SOURCE EXTRACT:
◆ ◆ ◆ ◆ ◆ ◆ ◆

I am trying to do some computation on the raw PCM samples of a mp3 files I'm playing with an AVAudioEngine graph. I have a closure every 44100 samples that provides an AVAudioPCMBuffer. It has a property channelData of type UnsafePointer<UnsafeMutablePointer<Float>>?. I have not worked with pointers in Swift 3 and so I'm unclear how to access these Float values.

I have the following code but there are many issues:

audioPlayerNode.installTap(onBus: 0, 
                           bufferSize: 1024, 
                           format: audioPlayerNode.outputFormat(forBus: 0)) { (pcmBuffer, time) in

let numChans = Int(pcmBuffer.format.channelCount)
let frameLength = pcmBuffer.frameLength
     
if let chans = pcmBuffer.floatChannelData?.pointee {
    for a in 0..<numChans {   
        let samples = chans[a]// samples is type Float.  should be pointer to Floats.
        for b in 0..<flength {
            print("sample: \(b)") // should be samples[b] but that gives error as "samples" is Float
        }
    }
}

For instance, how do I iterate through the UnsafeMutablePointer<Floats which are N float pointers where N is the number of channels in the buffer. I could not find discussion on accessing buffer samples in the Apple Docs on this Class.

I think the main problem is let samples = chans[a]. Xcode says chans is of type UnsafeMutablePointer<Float>. But that should be NumChannels worth of those pointers. Which is why I use a in 0..<numChans to subscript it. Yet I get just Float when I do.

EDIT:

hm, seems using chans.advanced(by: a) instead of subscripting fixed things

Suffering answered 10/3, 2017 at 16:9 Comment(1)
Firstly, check that if the numChans is 1Sempiternal
I
6

Here is what I've found:

let arraySize = Int(buffer.frameLength)
let samples = Array(UnsafeBufferPointer(start: buffer.floatChannelData![0], count:arraySize))

This is assuming buffer is the name of your AVAudioPCMBuffer.

This way you can avoid pointers, which is likely much simpler. Now you can actually search through the data using a for loop.

◆ ◆ ◆ ◆ ◆ ◆ ◆

MATERIAL SUPPLIED:
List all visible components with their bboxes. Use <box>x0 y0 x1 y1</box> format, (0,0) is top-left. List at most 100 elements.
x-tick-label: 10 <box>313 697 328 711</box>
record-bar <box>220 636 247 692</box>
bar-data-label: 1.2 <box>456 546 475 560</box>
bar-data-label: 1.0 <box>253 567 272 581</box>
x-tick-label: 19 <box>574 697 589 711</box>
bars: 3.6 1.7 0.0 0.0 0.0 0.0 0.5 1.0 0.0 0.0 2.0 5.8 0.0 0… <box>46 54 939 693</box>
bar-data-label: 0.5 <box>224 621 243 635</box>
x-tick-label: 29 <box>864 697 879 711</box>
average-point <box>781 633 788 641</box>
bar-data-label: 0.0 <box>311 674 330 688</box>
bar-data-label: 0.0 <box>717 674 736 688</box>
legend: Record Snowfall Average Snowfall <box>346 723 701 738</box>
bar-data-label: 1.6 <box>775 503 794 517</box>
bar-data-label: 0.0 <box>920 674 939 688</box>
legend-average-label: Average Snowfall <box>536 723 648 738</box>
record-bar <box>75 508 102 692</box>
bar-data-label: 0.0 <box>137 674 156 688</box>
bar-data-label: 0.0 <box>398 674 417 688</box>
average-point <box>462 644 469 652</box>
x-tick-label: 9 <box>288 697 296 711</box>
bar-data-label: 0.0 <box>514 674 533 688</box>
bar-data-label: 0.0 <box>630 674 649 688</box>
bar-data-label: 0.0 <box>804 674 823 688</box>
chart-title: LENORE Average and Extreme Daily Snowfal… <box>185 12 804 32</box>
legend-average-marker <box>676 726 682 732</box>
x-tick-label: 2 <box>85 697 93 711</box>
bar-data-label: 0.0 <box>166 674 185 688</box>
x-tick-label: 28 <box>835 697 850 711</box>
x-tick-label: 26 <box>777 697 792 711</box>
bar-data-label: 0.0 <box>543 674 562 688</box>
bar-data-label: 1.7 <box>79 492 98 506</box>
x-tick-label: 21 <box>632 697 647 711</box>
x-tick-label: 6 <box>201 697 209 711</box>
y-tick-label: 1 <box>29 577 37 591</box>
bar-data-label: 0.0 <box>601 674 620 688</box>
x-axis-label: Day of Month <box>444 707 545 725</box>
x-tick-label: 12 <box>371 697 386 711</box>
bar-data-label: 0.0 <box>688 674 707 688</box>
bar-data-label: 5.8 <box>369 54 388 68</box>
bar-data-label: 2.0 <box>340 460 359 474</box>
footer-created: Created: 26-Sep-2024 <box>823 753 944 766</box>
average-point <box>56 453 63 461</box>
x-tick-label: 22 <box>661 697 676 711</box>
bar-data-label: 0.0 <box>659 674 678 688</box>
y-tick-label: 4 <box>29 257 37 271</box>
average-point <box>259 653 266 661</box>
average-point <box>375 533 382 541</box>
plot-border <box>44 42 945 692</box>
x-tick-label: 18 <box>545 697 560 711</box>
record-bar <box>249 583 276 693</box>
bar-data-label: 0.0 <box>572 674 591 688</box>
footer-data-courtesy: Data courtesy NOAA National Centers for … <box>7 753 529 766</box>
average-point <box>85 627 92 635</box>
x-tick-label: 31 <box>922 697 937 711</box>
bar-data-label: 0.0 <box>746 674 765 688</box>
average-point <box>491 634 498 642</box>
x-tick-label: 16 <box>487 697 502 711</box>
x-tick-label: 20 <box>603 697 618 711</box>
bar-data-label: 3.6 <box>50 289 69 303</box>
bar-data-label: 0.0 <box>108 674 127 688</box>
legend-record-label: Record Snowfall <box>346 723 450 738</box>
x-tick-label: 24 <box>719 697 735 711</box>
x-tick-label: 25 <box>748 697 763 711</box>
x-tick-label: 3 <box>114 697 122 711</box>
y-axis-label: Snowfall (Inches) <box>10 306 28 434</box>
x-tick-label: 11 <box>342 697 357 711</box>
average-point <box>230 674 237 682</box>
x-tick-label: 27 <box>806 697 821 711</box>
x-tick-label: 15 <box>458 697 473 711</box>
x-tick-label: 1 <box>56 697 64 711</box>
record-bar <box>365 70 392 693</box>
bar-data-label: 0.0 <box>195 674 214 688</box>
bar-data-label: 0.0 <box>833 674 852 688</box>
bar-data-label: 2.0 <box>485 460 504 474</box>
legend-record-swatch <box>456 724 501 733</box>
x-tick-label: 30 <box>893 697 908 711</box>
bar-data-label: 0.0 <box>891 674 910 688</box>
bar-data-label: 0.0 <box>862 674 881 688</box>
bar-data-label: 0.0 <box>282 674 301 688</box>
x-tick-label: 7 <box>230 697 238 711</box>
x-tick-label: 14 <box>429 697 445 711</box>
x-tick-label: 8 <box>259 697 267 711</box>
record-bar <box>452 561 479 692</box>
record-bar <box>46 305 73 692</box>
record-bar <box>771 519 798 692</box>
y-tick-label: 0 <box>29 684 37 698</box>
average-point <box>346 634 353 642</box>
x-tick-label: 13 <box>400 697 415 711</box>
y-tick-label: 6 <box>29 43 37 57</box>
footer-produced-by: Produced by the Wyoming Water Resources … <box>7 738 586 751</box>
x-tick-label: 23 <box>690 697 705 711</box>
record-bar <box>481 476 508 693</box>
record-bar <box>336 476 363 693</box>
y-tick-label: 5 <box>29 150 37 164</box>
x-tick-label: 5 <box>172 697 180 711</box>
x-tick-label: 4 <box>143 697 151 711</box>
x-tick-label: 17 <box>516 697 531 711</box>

◆ ◆ ◆ ◆ ◆ ◆ ◆

WHAT YOU ARE ASKED TO DO: Reproduce the AVAudioPCMBuffer text from "let arraySize = Int(buffer.frameLength)" to "a for loop.".

SOLUTION:
let arraySize = Int(buffer.frameLength)
let samples = Array(UnsafeBufferPointer(start: buffer.floatChannelData![0], count:arraySize))

This is assuming buffer is the name of your AVAudioPCMBuffer.

This way you can avoid pointers, which is likely much simpler. Now you can actually search through the data using a for loop.